Work to do: Output the full listing word for word.

Material provided:
━━━━

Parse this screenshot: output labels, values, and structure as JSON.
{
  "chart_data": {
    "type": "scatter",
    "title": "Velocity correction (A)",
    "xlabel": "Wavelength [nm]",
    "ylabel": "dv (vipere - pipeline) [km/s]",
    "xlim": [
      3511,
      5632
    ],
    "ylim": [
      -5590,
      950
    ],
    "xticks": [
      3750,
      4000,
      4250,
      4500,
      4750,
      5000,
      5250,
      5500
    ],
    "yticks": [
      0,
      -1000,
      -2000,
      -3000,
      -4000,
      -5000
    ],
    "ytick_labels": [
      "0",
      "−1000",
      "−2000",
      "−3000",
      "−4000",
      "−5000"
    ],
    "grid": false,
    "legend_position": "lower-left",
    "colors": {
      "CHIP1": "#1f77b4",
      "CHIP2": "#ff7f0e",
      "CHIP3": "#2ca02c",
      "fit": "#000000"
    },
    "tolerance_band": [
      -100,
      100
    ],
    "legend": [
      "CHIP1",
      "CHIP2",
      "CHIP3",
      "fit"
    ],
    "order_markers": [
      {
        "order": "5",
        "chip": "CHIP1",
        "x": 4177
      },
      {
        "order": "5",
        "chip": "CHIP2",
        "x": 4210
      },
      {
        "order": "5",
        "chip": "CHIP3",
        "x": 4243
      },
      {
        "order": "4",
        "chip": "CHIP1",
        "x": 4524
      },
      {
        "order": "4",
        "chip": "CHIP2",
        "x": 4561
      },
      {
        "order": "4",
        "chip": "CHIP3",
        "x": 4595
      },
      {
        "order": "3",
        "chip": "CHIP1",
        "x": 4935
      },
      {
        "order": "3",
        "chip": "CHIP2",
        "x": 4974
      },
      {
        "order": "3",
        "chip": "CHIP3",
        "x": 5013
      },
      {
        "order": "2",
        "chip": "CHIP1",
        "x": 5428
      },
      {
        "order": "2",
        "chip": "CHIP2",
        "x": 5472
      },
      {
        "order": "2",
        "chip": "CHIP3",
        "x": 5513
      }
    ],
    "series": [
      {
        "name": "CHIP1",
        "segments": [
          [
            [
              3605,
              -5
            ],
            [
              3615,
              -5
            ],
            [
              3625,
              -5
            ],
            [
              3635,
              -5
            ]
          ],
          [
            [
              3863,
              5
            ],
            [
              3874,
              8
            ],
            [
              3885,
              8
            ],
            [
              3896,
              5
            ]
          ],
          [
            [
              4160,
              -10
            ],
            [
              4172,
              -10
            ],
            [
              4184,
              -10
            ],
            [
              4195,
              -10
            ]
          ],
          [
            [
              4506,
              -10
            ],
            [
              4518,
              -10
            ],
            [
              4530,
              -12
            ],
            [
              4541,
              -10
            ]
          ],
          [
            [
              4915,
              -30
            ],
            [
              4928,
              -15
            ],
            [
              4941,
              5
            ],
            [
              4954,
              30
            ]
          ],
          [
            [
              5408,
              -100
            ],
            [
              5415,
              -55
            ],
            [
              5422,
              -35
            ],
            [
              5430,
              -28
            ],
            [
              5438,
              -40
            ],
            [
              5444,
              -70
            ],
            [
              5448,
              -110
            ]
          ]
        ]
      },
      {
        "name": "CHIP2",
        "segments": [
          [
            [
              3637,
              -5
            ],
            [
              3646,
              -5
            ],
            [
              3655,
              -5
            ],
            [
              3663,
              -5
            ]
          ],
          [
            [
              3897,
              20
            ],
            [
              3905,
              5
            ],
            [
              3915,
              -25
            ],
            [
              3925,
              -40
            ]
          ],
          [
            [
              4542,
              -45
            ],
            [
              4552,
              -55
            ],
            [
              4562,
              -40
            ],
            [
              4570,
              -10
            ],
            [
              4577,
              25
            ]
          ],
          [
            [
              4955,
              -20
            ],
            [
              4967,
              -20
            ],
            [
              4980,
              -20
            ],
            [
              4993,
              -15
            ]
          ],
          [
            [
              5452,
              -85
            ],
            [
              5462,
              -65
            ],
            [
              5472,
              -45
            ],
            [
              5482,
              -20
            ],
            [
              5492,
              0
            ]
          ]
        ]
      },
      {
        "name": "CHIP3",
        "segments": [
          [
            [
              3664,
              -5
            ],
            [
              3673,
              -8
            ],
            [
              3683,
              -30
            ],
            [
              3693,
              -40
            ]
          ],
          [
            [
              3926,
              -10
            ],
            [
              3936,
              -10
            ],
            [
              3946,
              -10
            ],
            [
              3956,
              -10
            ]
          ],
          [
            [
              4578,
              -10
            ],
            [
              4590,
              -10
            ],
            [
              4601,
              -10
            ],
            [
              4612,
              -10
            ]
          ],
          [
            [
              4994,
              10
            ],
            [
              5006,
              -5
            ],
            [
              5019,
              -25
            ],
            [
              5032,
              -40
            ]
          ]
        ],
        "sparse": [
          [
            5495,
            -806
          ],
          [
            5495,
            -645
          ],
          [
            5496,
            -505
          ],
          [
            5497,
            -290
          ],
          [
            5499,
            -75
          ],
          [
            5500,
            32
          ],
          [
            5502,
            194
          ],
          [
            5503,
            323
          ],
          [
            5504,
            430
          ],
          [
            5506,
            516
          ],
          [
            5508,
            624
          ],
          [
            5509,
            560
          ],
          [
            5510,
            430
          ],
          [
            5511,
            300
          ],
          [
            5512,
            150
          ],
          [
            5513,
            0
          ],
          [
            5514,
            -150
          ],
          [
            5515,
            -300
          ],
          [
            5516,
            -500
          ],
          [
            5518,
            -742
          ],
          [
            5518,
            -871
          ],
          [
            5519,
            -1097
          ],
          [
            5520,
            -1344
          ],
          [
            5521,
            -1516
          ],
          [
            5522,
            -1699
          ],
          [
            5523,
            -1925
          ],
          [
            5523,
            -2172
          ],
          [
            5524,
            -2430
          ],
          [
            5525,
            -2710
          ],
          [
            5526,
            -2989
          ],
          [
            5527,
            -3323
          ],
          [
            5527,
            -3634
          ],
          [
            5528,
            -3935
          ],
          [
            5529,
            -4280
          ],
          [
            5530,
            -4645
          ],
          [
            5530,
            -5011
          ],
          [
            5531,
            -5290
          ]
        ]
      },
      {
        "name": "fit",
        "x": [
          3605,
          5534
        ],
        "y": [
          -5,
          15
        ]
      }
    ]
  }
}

━━━━

Finished task:
Parse this screenshot: output labels, values, and structure as JSON.
{
  "chart_data": {
    "type": "scatter",
    "title": "Velocity correction (A)",
    "xlabel": "Wavelength [nm]",
    "ylabel": "dv (vipere - pipeline) [km/s]",
    "xlim": [
      3511,
      5632
    ],
    "ylim": [
      -5590,
      950
    ],
    "xticks": [
      3750,
      4000,
      4250,
      4500,
      4750,
      5000,
      5250,
      5500
    ],
    "yticks": [
      0,
      -1000,
      -2000,
      -3000,
      -4000,
      -5000
    ],
    "ytick_labels": [
      "0",
      "−1000",
      "−2000",
      "−3000",
      "−4000",
      "−5000"
    ],
    "grid": false,
    "legend_position": "lower-left",
    "colors": {
      "CHIP1": "#1f77b4",
      "CHIP2": "#ff7f0e",
      "CHIP3": "#2ca02c",
      "fit": "#000000"
    },
    "tolerance_band": [
      -100,
      100
    ],
    "legend": [
      "CHIP1",
      "CHIP2",
      "CHIP3",
      "fit"
    ],
    "order_markers": [
      {
        "order": "5",
        "chip": "CHIP1",
        "x": 4177
      },
      {
        "order": "5",
        "chip": "CHIP2",
        "x": 4210
      },
      {
        "order": "5",
        "chip": "CHIP3",
        "x": 4243
      },
      {
        "order": "4",
        "chip": "CHIP1",
        "x": 4524
      },
      {
        "order": "4",
        "chip": "CHIP2",
        "x": 4561
      },
      {
        "order": "4",
        "chip": "CHIP3",
        "x": 4595
      },
      {
        "order": "3",
        "chip": "CHIP1",
        "x": 4935
      },
      {
        "order": "3",
        "chip": "CHIP2",
        "x": 4974
      },
      {
        "order": "3",
        "chip": "CHIP3",
        "x": 5013
      },
      {
        "order": "2",
        "chip": "CHIP1",
        "x": 5428
      },
      {
        "order": "2",
        "chip": "CHIP2",
        "x": 5472
      },
      {
        "order": "2",
        "chip": "CHIP3",
        "x": 5513
      }
    ],
    "series": [
      {
        "name": "CHIP1",
        "segments": [
          [
            [
              3605,
              -5
            ],
            [
              3615,
              -5
            ],
            [
              3625,
              -5
            ],
            [
              3635,
              -5
            ]
          ],
          [
            [
              3863,
              5
            ],
            [
              3874,
              8
            ],
            [
              3885,
              8
            ],
            [
              3896,
              5
            ]
          ],
          [
            [
              4160,
              -10
            ],
            [
              4172,
              -10
            ],
            [
              4184,
              -10
            ],
            [
              4195,
              -10
            ]
          ],
          [
            [
              4506,
              -10
            ],
            [
              4518,
              -10
            ],
            [
              4530,
              -12
            ],
            [
              4541,
              -10
            ]
          ],
          [
            [
              4915,
              -30
            ],
            [
              4928,
              -15
            ],
            [
              4941,
              5
            ],
            [
              4954,
              30
            ]
          ],
          [
            [
              5408,
              -100
            ],
            [
              5415,
              -55
            ],
            [
              5422,
              -35
            ],
            [
              5430,
              -28
            ],
            [
              5438,
              -40
            ],
            [
              5444,
              -70
            ],
            [
              5448,
              -110
            ]
          ]
        ]
      },
      {
        "name": "CHIP2",
        "segments": [
          [
            [
              3637,
              -5
            ],
            [
              3646,
              -5
            ],
            [
              3655,
              -5
            ],
            [
              3663,
              -5
            ]
          ],
          [
            [
              3897,
              20
            ],
            [
              3905,
              5
            ],
            [
              3915,
              -25
            ],
            [
              3925,
              -40
            ]
          ],
          [
            [
              4542,
              -45
            ],
            [
              4552,
              -55
            ],
            [
              4562,
              -40
            ],
            [
              4570,
              -10
            ],
            [
              4577,
              25
            ]
          ],
          [
            [
              4955,
              -20
            ],
            [
              4967,
              -20
            ],
            [
              4980,
              -20
            ],
            [
              4993,
              -15
            ]
          ],
          [
            [
              5452,
              -85
            ],
            [
              5462,
              -65
            ],
            [
              5472,
              -45
            ],
            [
              5482,
              -20
            ],
            [
              5492,
              0
            ]
          ]
        ]
      },
      {
        "name": "CHIP3",
        "segments": [
          [
            [
              3664,
              -5
            ],
            [
              3673,
              -8
            ],
            [
              3683,
              -30
            ],
            [
              3693,
              -40
            ]
          ],
          [
            [
              3926,
              -10
            ],
            [
              3936,
              -10
            ],
            [
              3946,
              -10
            ],
            [
              3956,
              -10
            ]
          ],
          [
            [
              4578,
              -10
            ],
            [
              4590,
              -10
            ],
            [
              4601,
              -10
            ],
            [
              4612,
              -10
            ]
          ],
          [
            [
              4994,
              10
            ],
            [
              5006,
              -5
            ],
            [
              5019,
              -25
            ],
            [
              5032,
              -40
            ]
          ]
        ],
        "sparse": [
          [
            5495,
            -806
          ],
          [
            5495,
            -645
          ],
          [
            5496,
            -505
          ],
          [
            5497,
            -290
          ],
          [
            5499,
            -75
          ],
          [
            5500,
            32
          ],
          [
            5502,
            194
          ],
          [
            5503,
            323
          ],
          [
            5504,
            430
          ],
          [
            5506,
            516
          ],
          [
            5508,
            624
          ],
          [
            5509,
            560
          ],
          [
            5510,
            430
          ],
          [
            5511,
            300
          ],
          [
            5512,
            150
          ],
          [
            5513,
            0
          ],
          [
            5514,
            -150
          ],
          [
            5515,
            -300
          ],
          [
            5516,
            -500
          ],
          [
            5518,
            -742
          ],
          [
            5518,
            -871
          ],
          [
            5519,
            -1097
          ],
          [
            5520,
            -1344
          ],
          [
            5521,
            -1516
          ],
          [
            5522,
            -1699
          ],
          [
            5523,
            -1925
          ],
          [
            5523,
            -2172
          ],
          [
            5524,
            -2430
          ],
          [
            5525,
            -2710
          ],
          [
            5526,
            -2989
          ],
          [
            5527,
            -3323
          ],
          [
            5527,
            -3634
          ],
          [
            5528,
            -3935
          ],
          [
            5529,
            -4280
          ],
          [
            5530,
            -4645
          ],
          [
            5530,
            -5011
          ],
          [
            5531,
            -5290
          ]
        ]
      },
      {
        "name": "fit",
        "x": [
          3605,
          5534
        ],
        "y": [
          -5,
          15
        ]
      }
    ]
  }
}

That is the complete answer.